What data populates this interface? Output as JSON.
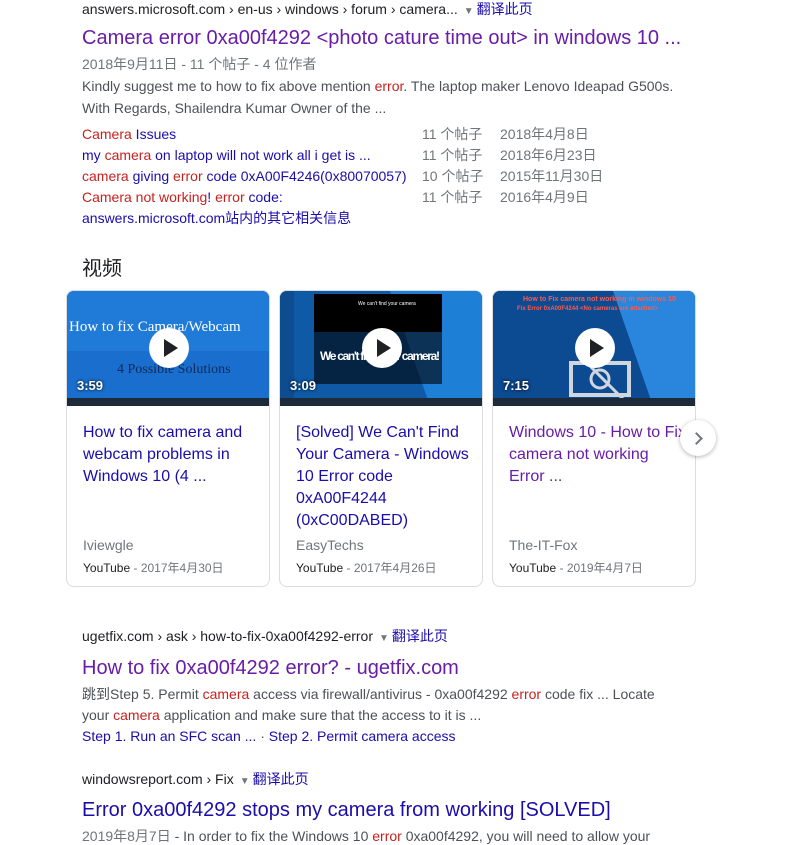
{
  "results": {
    "r1": {
      "cite": "answers.microsoft.com › en-us › windows › forum › camera...",
      "translate": "翻译此页",
      "title": "Camera error 0xa00f4292 <photo cature time out> in windows 10 ...",
      "date": "2018年9月11日 - 11 个帖子 - 4 位作者",
      "snippet_1a": "Kindly suggest me to how to fix above mention ",
      "snippet_1b": "error",
      "snippet_1c": ". The laptop maker Lenovo Ideapad G500s.",
      "snippet_2": "With Regards, Shailendra Kumar Owner of the ...",
      "sub": [
        {
          "p1": "Camera",
          "p2": " Issues",
          "p3": "",
          "p4": "",
          "p5": "",
          "posts": "11 个帖子",
          "date": "2018年4月8日"
        },
        {
          "p1": "my ",
          "p2": "camera",
          "p3": " on laptop will not work all i get is ...",
          "p4": "",
          "p5": "",
          "posts": "11 个帖子",
          "date": "2018年6月23日"
        },
        {
          "p1": "camera",
          "p2": " giving ",
          "p3": "error",
          "p4": " code 0xA00F4246(0x80070057)",
          "p5": "",
          "posts": "10 个帖子",
          "date": "2015年11月30日"
        },
        {
          "p1": "Camera not working",
          "p2": "! ",
          "p3": "error",
          "p4": " code:",
          "p5": "",
          "posts": "11 个帖子",
          "date": "2016年4月9日"
        }
      ],
      "more": "answers.microsoft.com站内的其它相关信息"
    },
    "r2": {
      "cite": "ugetfix.com › ask › how-to-fix-0xa00f4292-error",
      "translate": "翻译此页",
      "title": "How to fix 0xa00f4292 error? - ugetfix.com",
      "s1a": "跳到Step 5. Permit ",
      "s1b": "camera",
      "s1c": " access via firewall/antivirus",
      "s1d": " - 0xa00f4292 ",
      "s1e": "error",
      "s1f": " code fix ... Locate",
      "s2a": "your ",
      "s2b": "camera",
      "s2c": " application and make sure that the access to it is ...",
      "link1": "Step 1. Run an SFC scan ...",
      "sep": " · ",
      "link2": "Step 2. Permit camera access"
    },
    "r3": {
      "cite": "windowsreport.com › Fix",
      "translate": "翻译此页",
      "title": "Error 0xa00f4292 stops my camera from working [SOLVED]",
      "date": "2019年8月7日",
      "s1a": " - In order to fix the Windows 10 ",
      "s1b": "error",
      "s1c": " 0xa00f4292, you will need to allow your"
    }
  },
  "videos": {
    "heading": "视频",
    "items": [
      {
        "thumb_text_1": "How to fix Camera/Webcam",
        "thumb_text_2": "4 Possible Solutions",
        "duration": "3:59",
        "title": "How to fix camera and webcam problems in Windows 10 (4 ...",
        "source": "Iviewgle",
        "platform": "YouTube",
        "date": " - 2017年4月30日"
      },
      {
        "thumb_text_1": "We can't find your camera",
        "thumb_text_2": "We can't find your camera!",
        "duration": "3:09",
        "title": "[Solved] We Can't Find Your Camera - Windows 10 Error code 0xA00F4244 (0xC00DABED)",
        "source": "EasyTechs",
        "platform": "YouTube",
        "date": " - 2017年4月26日"
      },
      {
        "thumb_text_1": "How to Fix camera not working in windows 10",
        "thumb_text_2": "Fix Error 0xA00F4244 <No cameras are attached>",
        "duration": "7:15",
        "title": "Windows 10 - How to Fix camera not working Error ...",
        "source": "The-IT-Fox",
        "platform": "YouTube",
        "date": " - 2019年4月7日"
      }
    ]
  },
  "colors": {
    "link": "#1a0dab",
    "visited": "#681da8",
    "emphasis": "#c5221f",
    "text": "#4d5156"
  }
}
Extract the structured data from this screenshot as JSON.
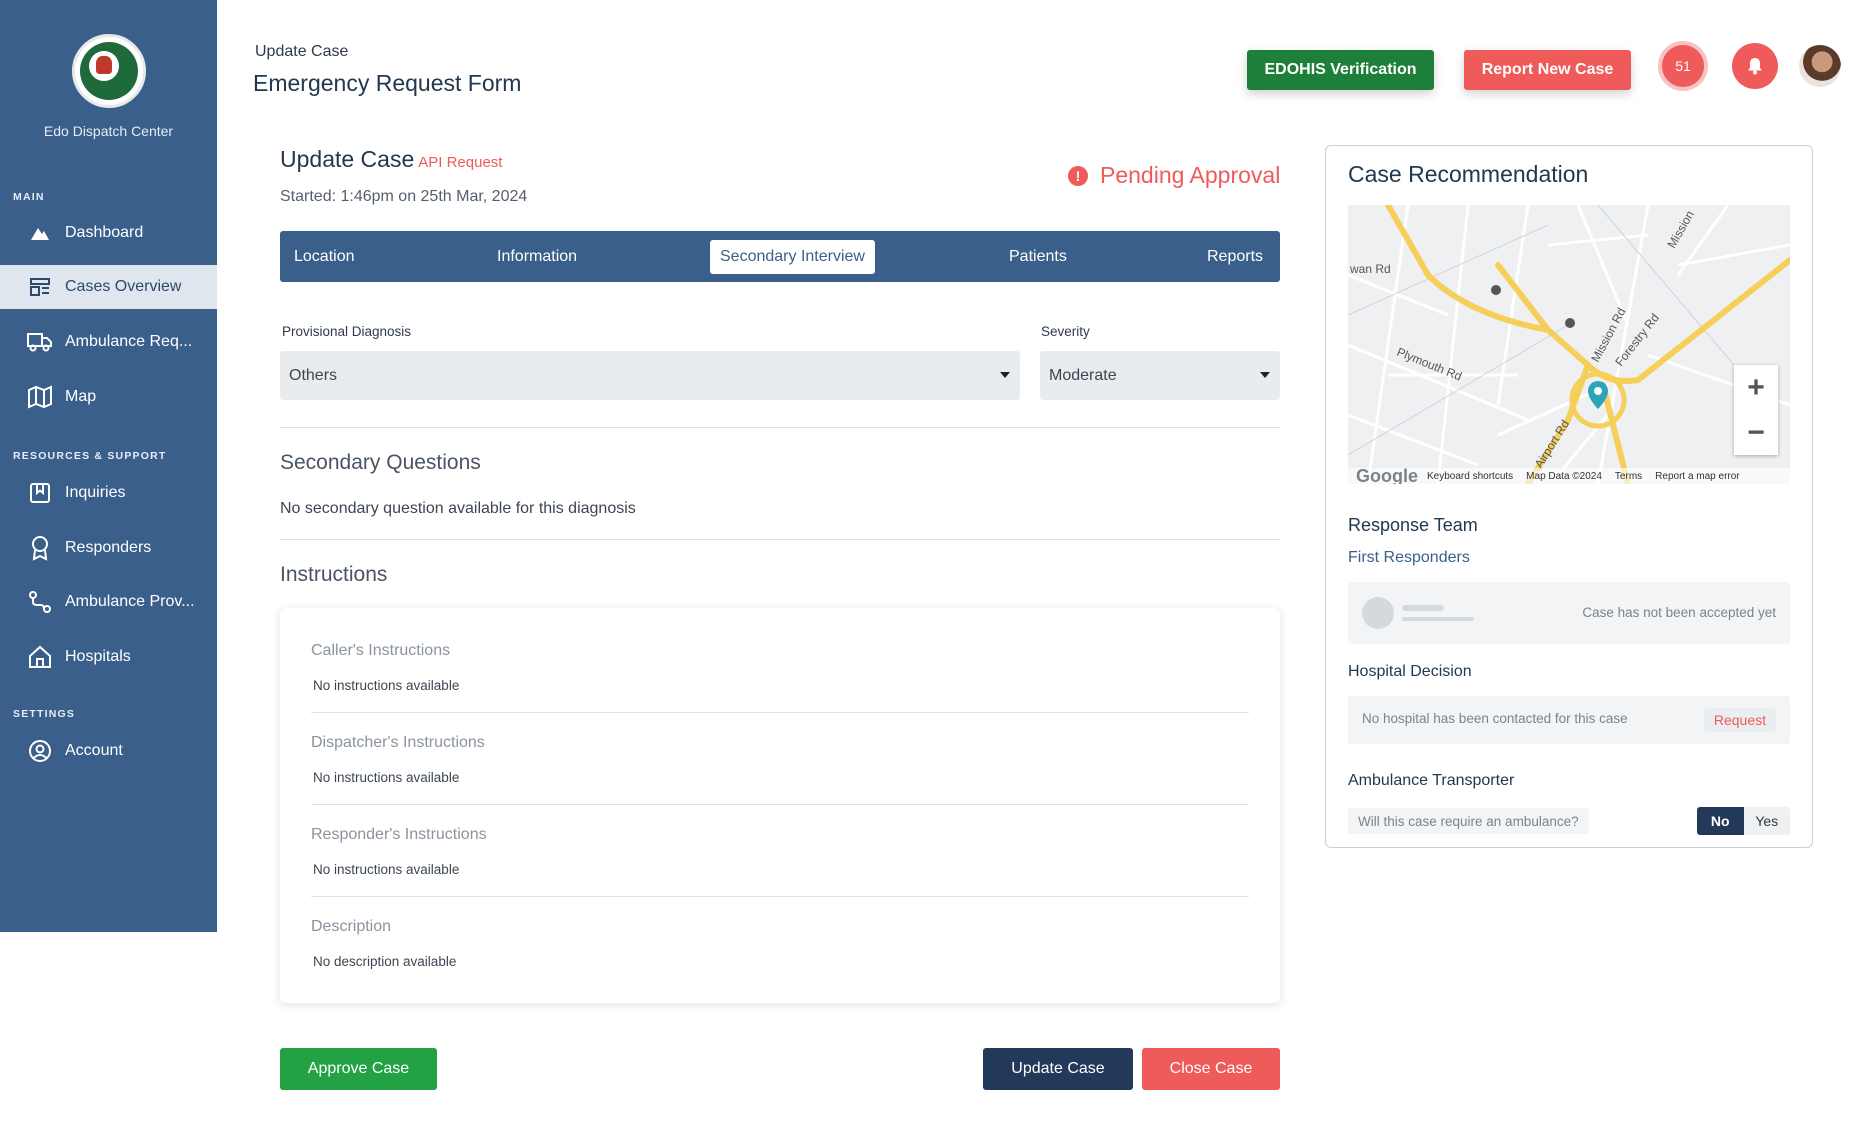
{
  "sidebar": {
    "center_name": "Edo Dispatch Center",
    "sections": {
      "main": "MAIN",
      "resources": "RESOURCES & SUPPORT",
      "settings": "SETTINGS"
    },
    "items": [
      {
        "label": "Dashboard",
        "icon": "dashboard-icon",
        "active": false
      },
      {
        "label": "Cases Overview",
        "icon": "cases-icon",
        "active": true
      },
      {
        "label": "Ambulance Req...",
        "icon": "truck-icon",
        "active": false
      },
      {
        "label": "Map",
        "icon": "map-icon",
        "active": false
      },
      {
        "label": "Inquiries",
        "icon": "bookmark-icon",
        "active": false
      },
      {
        "label": "Responders",
        "icon": "badge-icon",
        "active": false
      },
      {
        "label": "Ambulance Prov...",
        "icon": "route-icon",
        "active": false
      },
      {
        "label": "Hospitals",
        "icon": "home-icon",
        "active": false
      },
      {
        "label": "Account",
        "icon": "user-circle-icon",
        "active": false
      }
    ]
  },
  "header": {
    "breadcrumb": "Update Case",
    "title": "Emergency Request Form",
    "verify_button": "EDOHIS Verification",
    "report_button": "Report New Case",
    "notification_count": "51"
  },
  "case": {
    "title": "Update Case",
    "source_tag": "API Request",
    "started": "Started: 1:46pm on 25th Mar, 2024",
    "status": "Pending Approval"
  },
  "tabs": [
    "Location",
    "Information",
    "Secondary Interview",
    "Patients",
    "Reports"
  ],
  "form": {
    "diagnosis_label": "Provisional Diagnosis",
    "diagnosis_value": "Others",
    "severity_label": "Severity",
    "severity_value": "Moderate"
  },
  "secondary": {
    "title": "Secondary Questions",
    "empty": "No secondary question available for this diagnosis"
  },
  "instructions": {
    "title": "Instructions",
    "items": [
      {
        "heading": "Caller's Instructions",
        "body": "No instructions available"
      },
      {
        "heading": "Dispatcher's Instructions",
        "body": "No instructions available"
      },
      {
        "heading": "Responder's Instructions",
        "body": "No instructions available"
      },
      {
        "heading": "Description",
        "body": "No description available"
      }
    ]
  },
  "actions": {
    "approve": "Approve Case",
    "update": "Update Case",
    "close": "Close Case"
  },
  "recommendation": {
    "title": "Case Recommendation",
    "map": {
      "roads": [
        "wan Rd",
        "Plymouth Rd",
        "Mission Rd",
        "Forestry Rd",
        "Airport Rd",
        "Mission"
      ],
      "footer": [
        "Keyboard shortcuts",
        "Map Data ©2024",
        "Terms",
        "Report a map error"
      ],
      "brand": "Google"
    },
    "response_team": "Response Team",
    "first_responders": "First Responders",
    "not_accepted": "Case has not been accepted yet",
    "hospital_decision": "Hospital Decision",
    "no_hospital": "No hospital has been contacted for this case",
    "request": "Request",
    "ambulance_transporter": "Ambulance Transporter",
    "ambulance_question": "Will this case require an ambulance?",
    "toggle_no": "No",
    "toggle_yes": "Yes"
  },
  "colors": {
    "sidebar": "#3a5f8a",
    "accent_red": "#ef5a5a",
    "verify_green": "#1e7f3a",
    "approve_green": "#22a244",
    "dark_navy": "#22395a"
  }
}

+ + + + +

WHAT THE TASK REQUIRES
What is wanted is the listing, written out exactly, with each picture removed.

OUTPUT BELOW
What data populates this interface? Output as JSON.
{
  "results": {
    "r1": {
      "cite": "answers.microsoft.com › en-us › windows › forum › camera...",
      "translate": "翻译此页",
      "title": "Camera error 0xa00f4292 <photo cature time out> in windows 10 ...",
      "date": "2018年9月11日 - 11 个帖子 - 4 位作者",
      "snippet_1a": "Kindly suggest me to how to fix above mention ",
      "snippet_1b": "error",
      "snippet_1c": ". The laptop maker Lenovo Ideapad G500s.",
      "snippet_2": "With Regards, Shailendra Kumar Owner of the ...",
      "sub": [
        {
          "p1": "Camera",
          "p2": " Issues",
          "p3": "",
          "p4": "",
          "p5": "",
          "posts": "11 个帖子",
          "date": "2018年4月8日"
        },
        {
          "p1": "my ",
          "p2": "camera",
          "p3": " on laptop will not work all i get is ...",
          "p4": "",
          "p5": "",
          "posts": "11 个帖子",
          "date": "2018年6月23日"
        },
        {
          "p1": "camera",
          "p2": " giving ",
          "p3": "error",
          "p4": " code 0xA00F4246(0x80070057)",
          "p5": "",
          "posts": "10 个帖子",
          "date": "2015年11月30日"
        },
        {
          "p1": "Camera not working",
          "p2": "! ",
          "p3": "error",
          "p4": " code:",
          "p5": "",
          "posts": "11 个帖子",
          "date": "2016年4月9日"
        }
      ],
      "more": "answers.microsoft.com站内的其它相关信息"
    },
    "r2": {
      "cite": "ugetfix.com › ask › how-to-fix-0xa00f4292-error",
      "translate": "翻译此页",
      "title": "How to fix 0xa00f4292 error? - ugetfix.com",
      "s1a": "跳到Step 5. Permit ",
      "s1b": "camera",
      "s1c": " access via firewall/antivirus",
      "s1d": " - 0xa00f4292 ",
      "s1e": "error",
      "s1f": " code fix ... Locate",
      "s2a": "your ",
      "s2b": "camera",
      "s2c": " application and make sure that the access to it is ...",
      "link1": "Step 1. Run an SFC scan ...",
      "sep": " · ",
      "link2": "Step 2. Permit camera access"
    },
    "r3": {
      "cite": "windowsreport.com › Fix",
      "translate": "翻译此页",
      "title": "Error 0xa00f4292 stops my camera from working [SOLVED]",
      "date": "2019年8月7日",
      "s1a": " - In order to fix the Windows 10 ",
      "s1b": "error",
      "s1c": " 0xa00f4292, you will need to allow your"
    }
  },
  "videos": {
    "heading": "视频",
    "items": [
      {
        "thumb_text_1": "How to fix Camera/Webcam",
        "thumb_text_2": "4 Possible Solutions",
        "duration": "3:59",
        "title": "How to fix camera and webcam problems in Windows 10 (4 ...",
        "source": "Iviewgle",
        "platform": "YouTube",
        "date": " - 2017年4月30日"
      },
      {
        "thumb_text_1": "We can't find your camera",
        "thumb_text_2": "We can't find your camera!",
        "duration": "3:09",
        "title": "[Solved] We Can't Find Your Camera - Windows 10 Error code 0xA00F4244 (0xC00DABED)",
        "source": "EasyTechs",
        "platform": "YouTube",
        "date": " - 2017年4月26日"
      },
      {
        "thumb_text_1": "How to Fix camera not working in windows 10",
        "thumb_text_2": "Fix Error 0xA00F4244 <No cameras are attached>",
        "duration": "7:15",
        "title": "Windows 10 - How to Fix camera not working Error ...",
        "source": "The-IT-Fox",
        "platform": "YouTube",
        "date": " - 2019年4月7日"
      }
    ]
  },
  "colors": {
    "link": "#1a0dab",
    "visited": "#681da8",
    "emphasis": "#c5221f",
    "text": "#4d5156"
  }
}
Extract the structured data from this screenshot as JSON.
{
  "sidebar": {
    "center_name": "Edo Dispatch Center",
    "sections": {
      "main": "MAIN",
      "resources": "RESOURCES & SUPPORT",
      "settings": "SETTINGS"
    },
    "items": [
      {
        "label": "Dashboard",
        "icon": "dashboard-icon",
        "active": false
      },
      {
        "label": "Cases Overview",
        "icon": "cases-icon",
        "active": true
      },
      {
        "label": "Ambulance Req...",
        "icon": "truck-icon",
        "active": false
      },
      {
        "label": "Map",
        "icon": "map-icon",
        "active": false
      },
      {
        "label": "Inquiries",
        "icon": "bookmark-icon",
        "active": false
      },
      {
        "label": "Responders",
        "icon": "badge-icon",
        "active": false
      },
      {
        "label": "Ambulance Prov...",
        "icon": "route-icon",
        "active": false
      },
      {
        "label": "Hospitals",
        "icon": "home-icon",
        "active": false
      },
      {
        "label": "Account",
        "icon": "user-circle-icon",
        "active": false
      }
    ]
  },
  "header": {
    "breadcrumb": "Update Case",
    "title": "Emergency Request Form",
    "verify_button": "EDOHIS Verification",
    "report_button": "Report New Case",
    "notification_count": "51"
  },
  "case": {
    "title": "Update Case",
    "source_tag": "API Request",
    "started": "Started: 1:46pm on 25th Mar, 2024",
    "status": "Pending Approval"
  },
  "tabs": [
    "Location",
    "Information",
    "Secondary Interview",
    "Patients",
    "Reports"
  ],
  "form": {
    "diagnosis_label": "Provisional Diagnosis",
    "diagnosis_value": "Others",
    "severity_label": "Severity",
    "severity_value": "Moderate"
  },
  "secondary": {
    "title": "Secondary Questions",
    "empty": "No secondary question available for this diagnosis"
  },
  "instructions": {
    "title": "Instructions",
    "items": [
      {
        "heading": "Caller's Instructions",
        "body": "No instructions available"
      },
      {
        "heading": "Dispatcher's Instructions",
        "body": "No instructions available"
      },
      {
        "heading": "Responder's Instructions",
        "body": "No instructions available"
      },
      {
        "heading": "Description",
        "body": "No description available"
      }
    ]
  },
  "actions": {
    "approve": "Approve Case",
    "update": "Update Case",
    "close": "Close Case"
  },
  "recommendation": {
    "title": "Case Recommendation",
    "map": {
      "roads": [
        "wan Rd",
        "Plymouth Rd",
        "Mission Rd",
        "Forestry Rd",
        "Airport Rd",
        "Mission"
      ],
      "footer": [
        "Keyboard shortcuts",
        "Map Data ©2024",
        "Terms",
        "Report a map error"
      ],
      "brand": "Google"
    },
    "response_team": "Response Team",
    "first_responders": "First Responders",
    "not_accepted": "Case has not been accepted yet",
    "hospital_decision": "Hospital Decision",
    "no_hospital": "No hospital has been contacted for this case",
    "request": "Request",
    "ambulance_transporter": "Ambulance Transporter",
    "ambulance_question": "Will this case require an ambulance?",
    "toggle_no": "No",
    "toggle_yes": "Yes"
  },
  "colors": {
    "sidebar": "#3a5f8a",
    "accent_red": "#ef5a5a",
    "verify_green": "#1e7f3a",
    "approve_green": "#22a244",
    "dark_navy": "#22395a"
  }
}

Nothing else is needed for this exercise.